## Set problem
Your task is to write out the complete listing exactly as it is shown.
— Begin Data provided —
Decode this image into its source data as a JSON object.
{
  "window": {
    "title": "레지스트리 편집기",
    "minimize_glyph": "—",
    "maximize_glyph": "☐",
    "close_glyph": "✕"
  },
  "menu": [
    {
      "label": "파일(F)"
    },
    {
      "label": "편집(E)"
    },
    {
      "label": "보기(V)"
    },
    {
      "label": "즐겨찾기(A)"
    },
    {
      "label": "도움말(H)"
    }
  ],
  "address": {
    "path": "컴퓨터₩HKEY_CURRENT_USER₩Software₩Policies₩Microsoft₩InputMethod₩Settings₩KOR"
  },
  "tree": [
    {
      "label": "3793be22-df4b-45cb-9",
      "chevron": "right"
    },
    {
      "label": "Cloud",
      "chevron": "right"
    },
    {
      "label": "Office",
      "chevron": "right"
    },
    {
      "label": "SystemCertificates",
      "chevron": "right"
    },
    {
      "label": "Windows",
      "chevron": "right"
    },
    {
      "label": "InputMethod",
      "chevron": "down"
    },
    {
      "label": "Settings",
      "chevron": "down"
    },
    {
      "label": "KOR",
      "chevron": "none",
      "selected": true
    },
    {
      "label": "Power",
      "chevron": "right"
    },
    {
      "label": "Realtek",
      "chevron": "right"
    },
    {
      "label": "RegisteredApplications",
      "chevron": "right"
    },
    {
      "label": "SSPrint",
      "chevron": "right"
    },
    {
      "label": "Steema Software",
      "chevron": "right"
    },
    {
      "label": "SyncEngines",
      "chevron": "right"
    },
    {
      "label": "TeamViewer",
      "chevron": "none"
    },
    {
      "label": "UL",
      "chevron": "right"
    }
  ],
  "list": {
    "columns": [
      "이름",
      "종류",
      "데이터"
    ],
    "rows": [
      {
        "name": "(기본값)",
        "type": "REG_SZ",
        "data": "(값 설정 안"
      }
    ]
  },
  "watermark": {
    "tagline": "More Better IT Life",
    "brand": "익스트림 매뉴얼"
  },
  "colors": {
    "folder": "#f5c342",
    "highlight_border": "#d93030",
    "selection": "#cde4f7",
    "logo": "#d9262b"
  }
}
— End Data provided —
## Answer to this exercise
Decode this image into its source data as a JSON object.
{
  "window": {
    "title": "레지스트리 편집기",
    "minimize_glyph": "—",
    "maximize_glyph": "☐",
    "close_glyph": "✕"
  },
  "menu": [
    {
      "label": "파일(F)"
    },
    {
      "label": "편집(E)"
    },
    {
      "label": "보기(V)"
    },
    {
      "label": "즐겨찾기(A)"
    },
    {
      "label": "도움말(H)"
    }
  ],
  "address": {
    "path": "컴퓨터₩HKEY_CURRENT_USER₩Software₩Policies₩Microsoft₩InputMethod₩Settings₩KOR"
  },
  "tree": [
    {
      "label": "3793be22-df4b-45cb-9",
      "chevron": "right"
    },
    {
      "label": "Cloud",
      "chevron": "right"
    },
    {
      "label": "Office",
      "chevron": "right"
    },
    {
      "label": "SystemCertificates",
      "chevron": "right"
    },
    {
      "label": "Windows",
      "chevron": "right"
    },
    {
      "label": "InputMethod",
      "chevron": "down"
    },
    {
      "label": "Settings",
      "chevron": "down"
    },
    {
      "label": "KOR",
      "chevron": "none",
      "selected": true
    },
    {
      "label": "Power",
      "chevron": "right"
    },
    {
      "label": "Realtek",
      "chevron": "right"
    },
    {
      "label": "RegisteredApplications",
      "chevron": "right"
    },
    {
      "label": "SSPrint",
      "chevron": "right"
    },
    {
      "label": "Steema Software",
      "chevron": "right"
    },
    {
      "label": "SyncEngines",
      "chevron": "right"
    },
    {
      "label": "TeamViewer",
      "chevron": "none"
    },
    {
      "label": "UL",
      "chevron": "right"
    }
  ],
  "list": {
    "columns": [
      "이름",
      "종류",
      "데이터"
    ],
    "rows": [
      {
        "name": "(기본값)",
        "type": "REG_SZ",
        "data": "(값 설정 안"
      }
    ]
  },
  "watermark": {
    "tagline": "More Better IT Life",
    "brand": "익스트림 매뉴얼"
  },
  "colors": {
    "folder": "#f5c342",
    "highlight_border": "#d93030",
    "selection": "#cde4f7",
    "logo": "#d9262b"
  }
}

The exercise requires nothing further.